Records provided:
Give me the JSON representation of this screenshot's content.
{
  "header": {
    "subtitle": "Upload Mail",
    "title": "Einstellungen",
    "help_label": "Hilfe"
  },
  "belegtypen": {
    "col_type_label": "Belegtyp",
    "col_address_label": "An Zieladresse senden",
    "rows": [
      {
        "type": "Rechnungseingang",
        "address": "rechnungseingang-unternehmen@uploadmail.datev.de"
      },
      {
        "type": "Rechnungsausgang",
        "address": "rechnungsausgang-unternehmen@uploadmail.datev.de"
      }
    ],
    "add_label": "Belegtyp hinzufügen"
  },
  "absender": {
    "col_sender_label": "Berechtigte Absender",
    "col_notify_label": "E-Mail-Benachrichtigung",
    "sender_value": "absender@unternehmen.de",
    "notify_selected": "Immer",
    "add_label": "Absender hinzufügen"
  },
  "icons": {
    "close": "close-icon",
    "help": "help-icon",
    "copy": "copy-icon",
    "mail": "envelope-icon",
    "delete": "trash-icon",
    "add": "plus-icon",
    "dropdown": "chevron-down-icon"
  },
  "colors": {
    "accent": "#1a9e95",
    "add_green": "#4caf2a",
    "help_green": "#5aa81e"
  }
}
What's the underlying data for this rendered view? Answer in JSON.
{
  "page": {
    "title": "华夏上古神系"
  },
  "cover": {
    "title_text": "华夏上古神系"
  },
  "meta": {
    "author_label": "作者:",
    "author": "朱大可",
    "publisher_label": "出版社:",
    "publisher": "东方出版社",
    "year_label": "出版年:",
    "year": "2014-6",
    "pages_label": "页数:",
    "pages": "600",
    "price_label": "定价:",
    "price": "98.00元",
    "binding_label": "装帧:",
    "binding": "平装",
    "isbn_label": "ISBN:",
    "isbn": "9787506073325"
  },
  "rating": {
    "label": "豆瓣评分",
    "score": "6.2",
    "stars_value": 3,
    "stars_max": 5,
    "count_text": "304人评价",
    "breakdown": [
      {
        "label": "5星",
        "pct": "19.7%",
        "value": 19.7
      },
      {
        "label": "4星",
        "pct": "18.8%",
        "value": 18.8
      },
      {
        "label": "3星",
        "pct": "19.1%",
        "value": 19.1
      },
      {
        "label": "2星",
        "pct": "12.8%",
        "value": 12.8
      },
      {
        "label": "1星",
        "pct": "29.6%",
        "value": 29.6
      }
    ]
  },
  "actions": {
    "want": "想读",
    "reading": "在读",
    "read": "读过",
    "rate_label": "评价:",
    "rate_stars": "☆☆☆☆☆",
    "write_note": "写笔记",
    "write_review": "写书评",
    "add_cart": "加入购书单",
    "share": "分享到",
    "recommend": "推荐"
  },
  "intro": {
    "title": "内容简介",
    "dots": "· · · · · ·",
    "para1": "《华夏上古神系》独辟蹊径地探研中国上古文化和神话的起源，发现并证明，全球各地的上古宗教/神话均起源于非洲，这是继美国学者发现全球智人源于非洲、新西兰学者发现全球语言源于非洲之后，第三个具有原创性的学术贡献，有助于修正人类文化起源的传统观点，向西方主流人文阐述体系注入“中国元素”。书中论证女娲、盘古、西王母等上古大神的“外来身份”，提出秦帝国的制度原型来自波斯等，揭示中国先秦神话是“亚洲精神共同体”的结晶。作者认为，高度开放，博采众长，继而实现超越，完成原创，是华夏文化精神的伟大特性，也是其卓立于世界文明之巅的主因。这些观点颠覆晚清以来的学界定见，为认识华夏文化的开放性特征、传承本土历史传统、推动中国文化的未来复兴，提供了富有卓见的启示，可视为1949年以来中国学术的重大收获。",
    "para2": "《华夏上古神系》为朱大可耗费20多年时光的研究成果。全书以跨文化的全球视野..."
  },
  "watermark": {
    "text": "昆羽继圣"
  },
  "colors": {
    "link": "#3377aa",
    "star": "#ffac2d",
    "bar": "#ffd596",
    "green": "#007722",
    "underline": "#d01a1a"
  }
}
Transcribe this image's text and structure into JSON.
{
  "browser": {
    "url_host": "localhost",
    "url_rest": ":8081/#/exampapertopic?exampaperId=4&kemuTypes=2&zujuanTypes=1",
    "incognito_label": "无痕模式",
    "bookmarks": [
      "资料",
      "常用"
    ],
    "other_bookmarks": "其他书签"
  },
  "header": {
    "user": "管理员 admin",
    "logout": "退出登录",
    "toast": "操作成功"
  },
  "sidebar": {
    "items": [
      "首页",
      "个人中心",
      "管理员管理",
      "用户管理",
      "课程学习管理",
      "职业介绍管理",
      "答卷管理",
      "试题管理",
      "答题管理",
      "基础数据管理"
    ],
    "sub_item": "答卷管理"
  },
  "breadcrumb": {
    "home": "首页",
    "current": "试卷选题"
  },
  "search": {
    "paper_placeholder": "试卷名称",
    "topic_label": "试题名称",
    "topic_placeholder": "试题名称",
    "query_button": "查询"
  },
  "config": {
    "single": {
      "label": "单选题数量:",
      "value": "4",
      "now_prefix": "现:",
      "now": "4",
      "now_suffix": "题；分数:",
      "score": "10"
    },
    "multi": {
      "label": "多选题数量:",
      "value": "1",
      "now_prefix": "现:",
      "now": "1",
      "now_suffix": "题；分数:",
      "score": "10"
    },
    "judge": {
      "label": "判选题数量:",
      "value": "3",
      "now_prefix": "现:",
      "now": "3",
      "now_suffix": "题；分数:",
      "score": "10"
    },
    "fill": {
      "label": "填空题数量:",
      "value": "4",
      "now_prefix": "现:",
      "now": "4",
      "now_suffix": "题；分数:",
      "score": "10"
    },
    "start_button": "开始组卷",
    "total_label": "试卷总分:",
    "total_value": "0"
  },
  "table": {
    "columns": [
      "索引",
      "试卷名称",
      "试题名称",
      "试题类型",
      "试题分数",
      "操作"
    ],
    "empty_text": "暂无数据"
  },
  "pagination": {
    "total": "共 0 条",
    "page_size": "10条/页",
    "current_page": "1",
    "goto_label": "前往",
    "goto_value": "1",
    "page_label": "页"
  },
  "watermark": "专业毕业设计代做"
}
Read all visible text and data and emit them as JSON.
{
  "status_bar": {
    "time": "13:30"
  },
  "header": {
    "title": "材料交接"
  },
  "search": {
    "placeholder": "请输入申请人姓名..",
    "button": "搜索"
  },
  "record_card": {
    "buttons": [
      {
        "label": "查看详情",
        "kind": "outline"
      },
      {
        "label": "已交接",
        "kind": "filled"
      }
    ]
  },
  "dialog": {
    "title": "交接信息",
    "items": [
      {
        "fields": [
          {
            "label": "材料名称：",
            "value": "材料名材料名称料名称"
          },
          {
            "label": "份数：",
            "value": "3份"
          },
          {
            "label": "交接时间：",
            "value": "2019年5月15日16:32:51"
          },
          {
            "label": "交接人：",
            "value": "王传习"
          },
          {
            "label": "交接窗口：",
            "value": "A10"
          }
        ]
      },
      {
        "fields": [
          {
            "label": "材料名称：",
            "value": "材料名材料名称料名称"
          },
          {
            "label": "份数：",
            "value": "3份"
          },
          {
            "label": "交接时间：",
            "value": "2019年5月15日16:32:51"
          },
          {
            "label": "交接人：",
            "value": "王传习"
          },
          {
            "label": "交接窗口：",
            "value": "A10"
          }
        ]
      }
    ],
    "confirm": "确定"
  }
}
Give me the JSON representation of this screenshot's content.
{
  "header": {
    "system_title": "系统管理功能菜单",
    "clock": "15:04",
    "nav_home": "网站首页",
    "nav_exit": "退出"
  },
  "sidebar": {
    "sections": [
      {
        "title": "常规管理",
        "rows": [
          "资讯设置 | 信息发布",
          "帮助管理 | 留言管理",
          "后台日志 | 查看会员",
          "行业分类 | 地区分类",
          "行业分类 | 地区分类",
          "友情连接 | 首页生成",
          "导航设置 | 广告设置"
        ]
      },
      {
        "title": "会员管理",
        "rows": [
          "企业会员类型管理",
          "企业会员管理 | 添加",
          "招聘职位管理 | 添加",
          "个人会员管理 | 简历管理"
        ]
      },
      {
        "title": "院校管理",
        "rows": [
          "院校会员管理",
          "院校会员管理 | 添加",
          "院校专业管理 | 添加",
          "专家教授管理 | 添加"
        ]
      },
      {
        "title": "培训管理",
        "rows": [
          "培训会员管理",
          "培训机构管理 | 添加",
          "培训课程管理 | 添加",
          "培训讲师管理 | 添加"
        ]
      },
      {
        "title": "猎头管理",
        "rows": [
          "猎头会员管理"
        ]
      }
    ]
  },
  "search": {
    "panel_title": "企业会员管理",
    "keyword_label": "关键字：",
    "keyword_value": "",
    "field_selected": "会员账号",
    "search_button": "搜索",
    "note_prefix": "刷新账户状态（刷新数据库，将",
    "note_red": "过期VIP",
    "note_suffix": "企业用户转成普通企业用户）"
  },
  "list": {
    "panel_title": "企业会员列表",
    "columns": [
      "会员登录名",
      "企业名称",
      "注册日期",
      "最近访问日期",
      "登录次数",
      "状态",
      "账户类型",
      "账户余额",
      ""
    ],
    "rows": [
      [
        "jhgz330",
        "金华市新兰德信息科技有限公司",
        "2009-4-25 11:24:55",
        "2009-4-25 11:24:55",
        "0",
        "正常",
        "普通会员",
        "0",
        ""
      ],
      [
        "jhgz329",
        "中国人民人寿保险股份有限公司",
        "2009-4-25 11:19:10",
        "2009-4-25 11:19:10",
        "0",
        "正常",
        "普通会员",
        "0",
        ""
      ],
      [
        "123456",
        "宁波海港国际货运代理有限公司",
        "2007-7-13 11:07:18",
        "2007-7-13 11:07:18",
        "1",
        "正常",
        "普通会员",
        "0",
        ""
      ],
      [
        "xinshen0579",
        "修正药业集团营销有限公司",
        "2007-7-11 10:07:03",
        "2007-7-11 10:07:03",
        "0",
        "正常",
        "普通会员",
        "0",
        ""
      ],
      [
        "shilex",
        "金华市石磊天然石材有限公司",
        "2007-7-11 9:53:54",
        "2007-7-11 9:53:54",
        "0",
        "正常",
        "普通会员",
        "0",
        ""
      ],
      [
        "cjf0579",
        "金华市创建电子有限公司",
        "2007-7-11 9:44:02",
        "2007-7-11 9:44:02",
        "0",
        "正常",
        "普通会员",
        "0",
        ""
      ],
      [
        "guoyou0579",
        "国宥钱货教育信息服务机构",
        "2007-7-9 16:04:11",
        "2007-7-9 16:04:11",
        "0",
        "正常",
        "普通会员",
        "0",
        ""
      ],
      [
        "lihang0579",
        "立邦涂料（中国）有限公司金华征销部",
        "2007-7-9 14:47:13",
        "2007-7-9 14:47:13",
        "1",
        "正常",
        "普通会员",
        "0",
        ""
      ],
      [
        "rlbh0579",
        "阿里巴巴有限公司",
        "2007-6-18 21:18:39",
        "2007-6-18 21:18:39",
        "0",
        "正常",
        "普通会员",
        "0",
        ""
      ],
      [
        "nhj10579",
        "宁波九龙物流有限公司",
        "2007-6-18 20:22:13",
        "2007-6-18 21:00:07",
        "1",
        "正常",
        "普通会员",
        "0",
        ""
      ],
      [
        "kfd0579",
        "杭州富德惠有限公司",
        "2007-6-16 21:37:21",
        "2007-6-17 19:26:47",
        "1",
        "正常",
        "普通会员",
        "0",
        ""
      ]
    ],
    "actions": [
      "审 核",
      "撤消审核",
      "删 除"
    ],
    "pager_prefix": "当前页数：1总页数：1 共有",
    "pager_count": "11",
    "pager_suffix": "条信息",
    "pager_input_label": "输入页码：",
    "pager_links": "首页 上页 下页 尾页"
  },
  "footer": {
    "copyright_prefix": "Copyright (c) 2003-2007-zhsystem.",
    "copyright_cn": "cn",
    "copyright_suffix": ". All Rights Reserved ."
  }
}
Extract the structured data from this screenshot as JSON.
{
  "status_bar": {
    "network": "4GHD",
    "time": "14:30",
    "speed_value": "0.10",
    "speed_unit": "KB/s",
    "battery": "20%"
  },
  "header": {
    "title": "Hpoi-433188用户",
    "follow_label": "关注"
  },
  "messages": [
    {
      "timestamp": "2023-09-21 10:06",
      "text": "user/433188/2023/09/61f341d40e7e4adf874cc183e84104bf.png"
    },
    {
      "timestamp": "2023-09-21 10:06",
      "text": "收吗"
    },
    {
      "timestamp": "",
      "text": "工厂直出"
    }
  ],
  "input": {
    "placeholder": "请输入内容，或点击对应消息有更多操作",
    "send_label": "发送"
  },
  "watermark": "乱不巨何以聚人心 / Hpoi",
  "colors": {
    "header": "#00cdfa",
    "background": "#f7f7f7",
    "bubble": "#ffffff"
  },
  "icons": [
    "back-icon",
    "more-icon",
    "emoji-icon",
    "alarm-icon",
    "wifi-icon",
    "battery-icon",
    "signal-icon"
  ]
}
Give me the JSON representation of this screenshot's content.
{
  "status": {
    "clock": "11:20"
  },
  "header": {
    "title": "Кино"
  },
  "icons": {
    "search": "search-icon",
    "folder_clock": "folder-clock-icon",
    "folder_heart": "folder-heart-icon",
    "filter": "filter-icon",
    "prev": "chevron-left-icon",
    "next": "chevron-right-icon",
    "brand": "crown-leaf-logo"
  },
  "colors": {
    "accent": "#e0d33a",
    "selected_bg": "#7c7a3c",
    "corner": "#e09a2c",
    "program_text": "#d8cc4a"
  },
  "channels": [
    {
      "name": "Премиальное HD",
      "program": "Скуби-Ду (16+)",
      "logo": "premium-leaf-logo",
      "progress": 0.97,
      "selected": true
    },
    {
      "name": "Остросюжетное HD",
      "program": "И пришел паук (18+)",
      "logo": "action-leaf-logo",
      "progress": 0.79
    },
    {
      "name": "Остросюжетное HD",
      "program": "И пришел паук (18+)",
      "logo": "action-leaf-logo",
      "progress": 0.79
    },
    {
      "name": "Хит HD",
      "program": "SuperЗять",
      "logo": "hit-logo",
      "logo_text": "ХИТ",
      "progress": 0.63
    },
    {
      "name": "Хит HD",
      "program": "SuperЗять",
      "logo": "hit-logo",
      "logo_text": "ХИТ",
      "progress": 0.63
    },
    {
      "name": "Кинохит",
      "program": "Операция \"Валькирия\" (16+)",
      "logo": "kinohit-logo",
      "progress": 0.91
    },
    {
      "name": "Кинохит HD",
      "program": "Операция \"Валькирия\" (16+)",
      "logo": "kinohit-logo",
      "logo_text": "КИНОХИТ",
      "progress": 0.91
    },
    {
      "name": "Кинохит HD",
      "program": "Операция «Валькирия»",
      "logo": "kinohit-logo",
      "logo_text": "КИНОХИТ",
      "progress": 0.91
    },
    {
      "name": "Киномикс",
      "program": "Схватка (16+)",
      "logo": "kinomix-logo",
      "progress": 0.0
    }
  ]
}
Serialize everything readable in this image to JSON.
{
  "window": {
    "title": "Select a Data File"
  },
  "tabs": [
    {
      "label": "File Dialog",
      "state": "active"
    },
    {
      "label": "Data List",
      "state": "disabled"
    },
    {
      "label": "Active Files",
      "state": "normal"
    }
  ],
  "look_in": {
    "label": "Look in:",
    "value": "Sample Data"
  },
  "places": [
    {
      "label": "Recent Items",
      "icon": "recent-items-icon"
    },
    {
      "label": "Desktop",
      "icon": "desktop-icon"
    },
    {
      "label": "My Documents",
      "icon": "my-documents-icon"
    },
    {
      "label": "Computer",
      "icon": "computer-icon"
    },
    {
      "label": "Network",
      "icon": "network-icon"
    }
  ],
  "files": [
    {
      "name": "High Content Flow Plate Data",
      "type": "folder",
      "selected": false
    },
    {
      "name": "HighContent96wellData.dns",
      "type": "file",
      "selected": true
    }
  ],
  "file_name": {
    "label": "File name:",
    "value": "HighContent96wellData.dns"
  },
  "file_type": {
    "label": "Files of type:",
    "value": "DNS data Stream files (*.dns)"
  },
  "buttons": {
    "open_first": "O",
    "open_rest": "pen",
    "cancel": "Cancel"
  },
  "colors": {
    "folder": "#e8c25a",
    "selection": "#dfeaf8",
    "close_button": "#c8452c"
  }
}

Instruction: Scan the listing above for the word "folder" and copy every line that holds it.

Task output:
    "folder_clock": "folder-clock-icon",
    "folder_heart": "folder-heart-icon",
      "type": "folder",
    "folder": "#e8c25a",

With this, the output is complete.